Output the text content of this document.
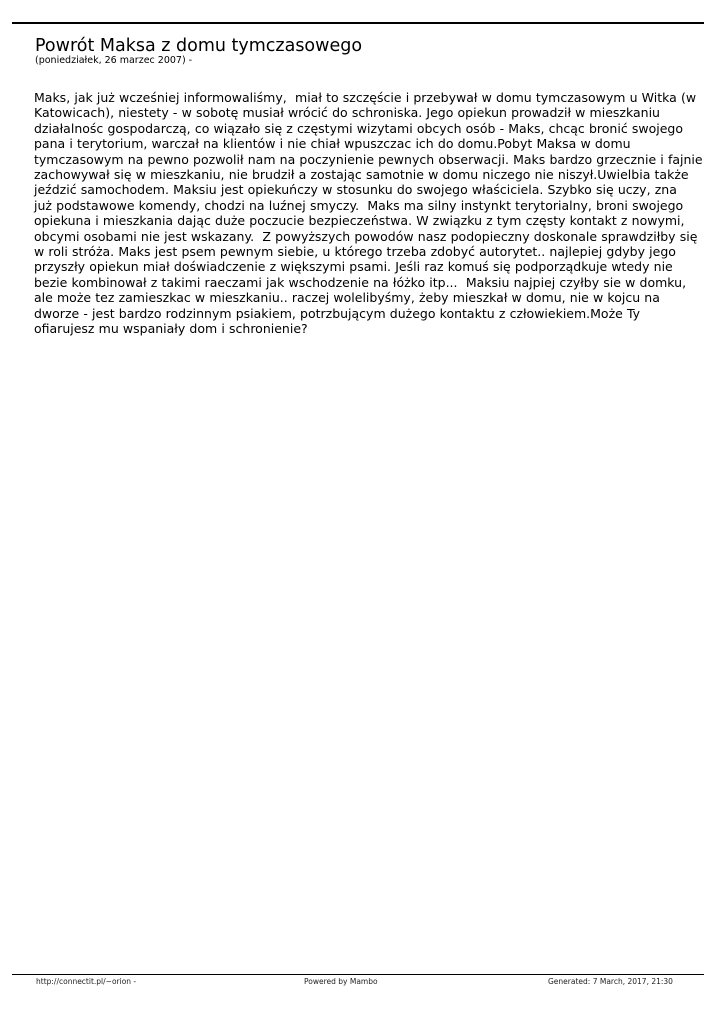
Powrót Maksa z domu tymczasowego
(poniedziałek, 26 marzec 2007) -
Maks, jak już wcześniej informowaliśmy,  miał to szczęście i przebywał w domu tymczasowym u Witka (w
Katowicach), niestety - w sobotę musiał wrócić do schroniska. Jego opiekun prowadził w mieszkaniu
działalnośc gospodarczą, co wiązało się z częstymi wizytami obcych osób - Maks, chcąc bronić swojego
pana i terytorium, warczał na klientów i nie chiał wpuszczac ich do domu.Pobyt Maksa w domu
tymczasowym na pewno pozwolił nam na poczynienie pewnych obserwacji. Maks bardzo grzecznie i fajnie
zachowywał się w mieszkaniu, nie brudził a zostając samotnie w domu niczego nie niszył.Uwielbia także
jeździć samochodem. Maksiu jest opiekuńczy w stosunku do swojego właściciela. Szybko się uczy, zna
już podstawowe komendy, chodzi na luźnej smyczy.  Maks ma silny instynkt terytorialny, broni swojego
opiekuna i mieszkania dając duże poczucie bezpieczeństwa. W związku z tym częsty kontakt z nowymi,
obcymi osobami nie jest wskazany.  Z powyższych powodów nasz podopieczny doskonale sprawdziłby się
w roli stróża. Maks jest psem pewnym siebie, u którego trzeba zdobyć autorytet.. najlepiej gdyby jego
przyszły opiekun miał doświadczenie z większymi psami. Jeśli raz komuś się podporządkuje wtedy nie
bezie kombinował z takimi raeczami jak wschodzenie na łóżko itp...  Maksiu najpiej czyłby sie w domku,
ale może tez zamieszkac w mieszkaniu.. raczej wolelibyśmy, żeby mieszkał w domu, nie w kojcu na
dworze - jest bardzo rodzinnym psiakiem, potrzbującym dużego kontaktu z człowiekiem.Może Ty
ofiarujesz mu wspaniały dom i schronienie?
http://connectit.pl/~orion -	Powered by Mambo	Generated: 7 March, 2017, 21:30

^^^^^^^^^^^^^^^^

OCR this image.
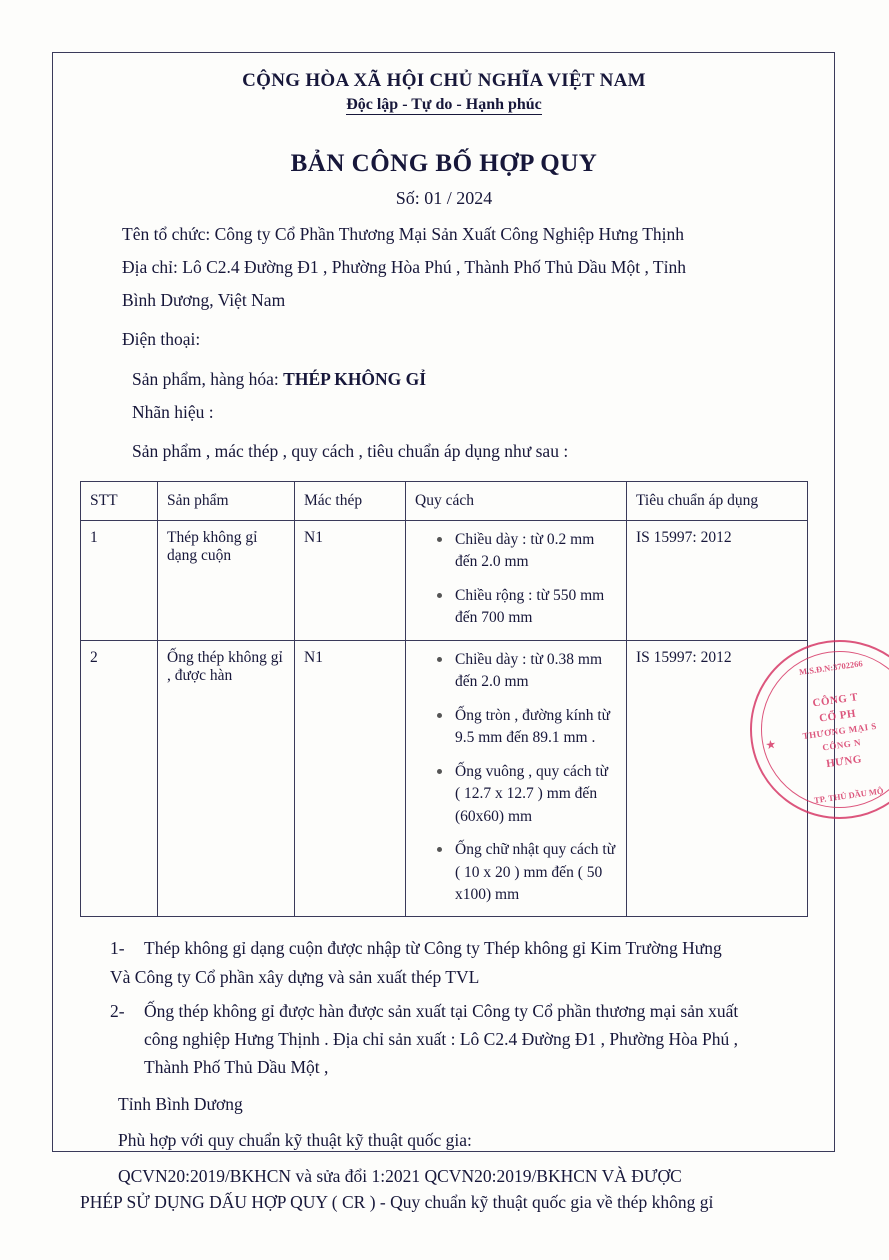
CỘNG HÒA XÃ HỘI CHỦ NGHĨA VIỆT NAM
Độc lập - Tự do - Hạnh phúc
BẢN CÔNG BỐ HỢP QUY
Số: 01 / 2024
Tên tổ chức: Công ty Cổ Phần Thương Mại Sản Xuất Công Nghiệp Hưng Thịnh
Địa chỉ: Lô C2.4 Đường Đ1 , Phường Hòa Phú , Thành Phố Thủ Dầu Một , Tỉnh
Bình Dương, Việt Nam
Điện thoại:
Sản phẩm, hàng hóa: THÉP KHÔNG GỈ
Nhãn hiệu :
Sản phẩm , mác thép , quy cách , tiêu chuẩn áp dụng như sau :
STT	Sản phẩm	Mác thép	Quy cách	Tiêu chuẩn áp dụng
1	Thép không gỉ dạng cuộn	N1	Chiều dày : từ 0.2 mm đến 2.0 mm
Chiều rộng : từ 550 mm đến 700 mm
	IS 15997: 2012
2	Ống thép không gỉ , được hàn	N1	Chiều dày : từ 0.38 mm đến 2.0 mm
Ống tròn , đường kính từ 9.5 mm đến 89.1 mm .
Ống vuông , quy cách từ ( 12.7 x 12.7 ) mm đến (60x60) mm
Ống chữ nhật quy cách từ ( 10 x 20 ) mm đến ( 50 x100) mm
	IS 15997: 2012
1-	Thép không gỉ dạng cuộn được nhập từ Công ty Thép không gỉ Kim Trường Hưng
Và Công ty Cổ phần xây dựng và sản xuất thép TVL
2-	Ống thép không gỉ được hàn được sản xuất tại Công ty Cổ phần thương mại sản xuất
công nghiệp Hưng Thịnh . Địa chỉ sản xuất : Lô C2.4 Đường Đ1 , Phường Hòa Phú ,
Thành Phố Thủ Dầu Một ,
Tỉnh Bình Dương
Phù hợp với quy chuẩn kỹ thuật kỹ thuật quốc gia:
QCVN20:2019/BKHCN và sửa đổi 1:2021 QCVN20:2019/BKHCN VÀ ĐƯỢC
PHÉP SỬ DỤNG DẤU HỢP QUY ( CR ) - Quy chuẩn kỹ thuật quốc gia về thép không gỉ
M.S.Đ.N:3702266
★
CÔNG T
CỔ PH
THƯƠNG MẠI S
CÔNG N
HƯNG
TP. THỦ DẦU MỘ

^^^^^^^^^^^^^^^^

Task to carry out
Give nothing but the number of lines containing the string "this".

Complete answer
2